Write out the material again word for word, dropping any images it holds.

## Start Dataset records

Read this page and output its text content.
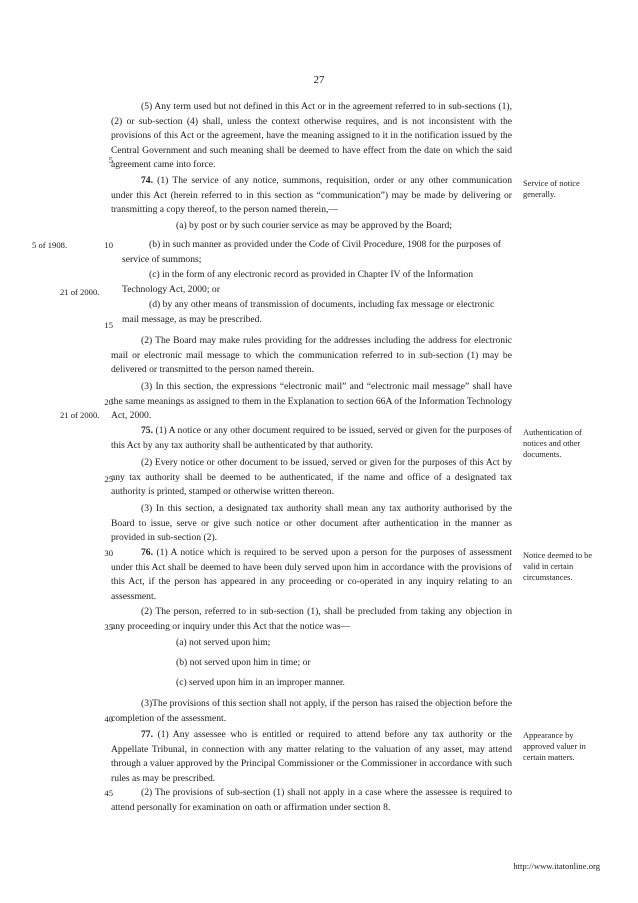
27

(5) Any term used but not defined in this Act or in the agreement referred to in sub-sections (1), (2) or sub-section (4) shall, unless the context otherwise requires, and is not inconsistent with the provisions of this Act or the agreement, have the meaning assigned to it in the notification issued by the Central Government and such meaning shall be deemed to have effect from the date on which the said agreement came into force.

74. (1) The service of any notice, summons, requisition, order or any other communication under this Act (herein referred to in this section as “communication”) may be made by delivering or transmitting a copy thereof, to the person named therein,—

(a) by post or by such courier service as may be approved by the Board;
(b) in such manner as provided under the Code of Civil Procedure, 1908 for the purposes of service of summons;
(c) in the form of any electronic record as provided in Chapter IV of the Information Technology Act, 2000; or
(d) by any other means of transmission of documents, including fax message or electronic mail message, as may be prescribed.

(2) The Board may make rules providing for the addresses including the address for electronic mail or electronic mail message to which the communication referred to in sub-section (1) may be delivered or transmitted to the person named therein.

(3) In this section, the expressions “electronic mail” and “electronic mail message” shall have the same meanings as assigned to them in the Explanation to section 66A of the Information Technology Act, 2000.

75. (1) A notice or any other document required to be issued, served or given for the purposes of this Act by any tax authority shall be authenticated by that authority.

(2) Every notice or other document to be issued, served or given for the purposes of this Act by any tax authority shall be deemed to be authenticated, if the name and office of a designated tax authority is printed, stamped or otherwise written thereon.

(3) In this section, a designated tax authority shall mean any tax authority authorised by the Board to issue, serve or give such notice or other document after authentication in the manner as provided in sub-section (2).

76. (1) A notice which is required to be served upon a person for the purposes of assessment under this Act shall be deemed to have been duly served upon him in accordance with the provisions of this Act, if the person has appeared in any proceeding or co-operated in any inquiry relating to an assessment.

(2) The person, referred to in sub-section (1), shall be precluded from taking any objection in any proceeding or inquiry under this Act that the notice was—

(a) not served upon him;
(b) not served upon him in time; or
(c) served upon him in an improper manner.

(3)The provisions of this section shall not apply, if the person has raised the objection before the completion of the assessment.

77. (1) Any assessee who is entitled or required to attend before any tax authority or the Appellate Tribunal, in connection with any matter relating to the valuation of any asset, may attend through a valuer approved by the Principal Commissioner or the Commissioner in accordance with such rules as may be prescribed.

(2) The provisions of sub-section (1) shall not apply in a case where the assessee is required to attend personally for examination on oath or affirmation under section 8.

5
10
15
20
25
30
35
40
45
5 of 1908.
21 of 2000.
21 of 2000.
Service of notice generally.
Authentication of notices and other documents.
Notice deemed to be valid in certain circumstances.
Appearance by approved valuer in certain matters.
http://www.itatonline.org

## End Dataset records

_Written answer_
Read this page and output its text content.
27

(5) Any term used but not defined in this Act or in the agreement referred to in sub-sections (1), (2) or sub-section (4) shall, unless the context otherwise requires, and is not inconsistent with the provisions of this Act or the agreement, have the meaning assigned to it in the notification issued by the Central Government and such meaning shall be deemed to have effect from the date on which the said agreement came into force.

74. (1) The service of any notice, summons, requisition, order or any other communication under this Act (herein referred to in this section as “communication”) may be made by delivering or transmitting a copy thereof, to the person named therein,—

(a) by post or by such courier service as may be approved by the Board;
(b) in such manner as provided under the Code of Civil Procedure, 1908 for the purposes of service of summons;
(c) in the form of any electronic record as provided in Chapter IV of the Information Technology Act, 2000; or
(d) by any other means of transmission of documents, including fax message or electronic mail message, as may be prescribed.

(2) The Board may make rules providing for the addresses including the address for electronic mail or electronic mail message to which the communication referred to in sub-section (1) may be delivered or transmitted to the person named therein.

(3) In this section, the expressions “electronic mail” and “electronic mail message” shall have the same meanings as assigned to them in the Explanation to section 66A of the Information Technology Act, 2000.

75. (1) A notice or any other document required to be issued, served or given for the purposes of this Act by any tax authority shall be authenticated by that authority.

(2) Every notice or other document to be issued, served or given for the purposes of this Act by any tax authority shall be deemed to be authenticated, if the name and office of a designated tax authority is printed, stamped or otherwise written thereon.

(3) In this section, a designated tax authority shall mean any tax authority authorised by the Board to issue, serve or give such notice or other document after authentication in the manner as provided in sub-section (2).

76. (1) A notice which is required to be served upon a person for the purposes of assessment under this Act shall be deemed to have been duly served upon him in accordance with the provisions of this Act, if the person has appeared in any proceeding or co-operated in any inquiry relating to an assessment.

(2) The person, referred to in sub-section (1), shall be precluded from taking any objection in any proceeding or inquiry under this Act that the notice was—

(a) not served upon him;
(b) not served upon him in time; or
(c) served upon him in an improper manner.

(3)The provisions of this section shall not apply, if the person has raised the objection before the completion of the assessment.

77. (1) Any assessee who is entitled or required to attend before any tax authority or the Appellate Tribunal, in connection with any matter relating to the valuation of any asset, may attend through a valuer approved by the Principal Commissioner or the Commissioner in accordance with such rules as may be prescribed.

(2) The provisions of sub-section (1) shall not apply in a case where the assessee is required to attend personally for examination on oath or affirmation under section 8.

5
10
15
20
25
30
35
40
45
5 of 1908.
21 of 2000.
21 of 2000.
Service of notice generally.
Authentication of notices and other documents.
Notice deemed to be valid in certain circumstances.
Appearance by approved valuer in certain matters.
http://www.itatonline.org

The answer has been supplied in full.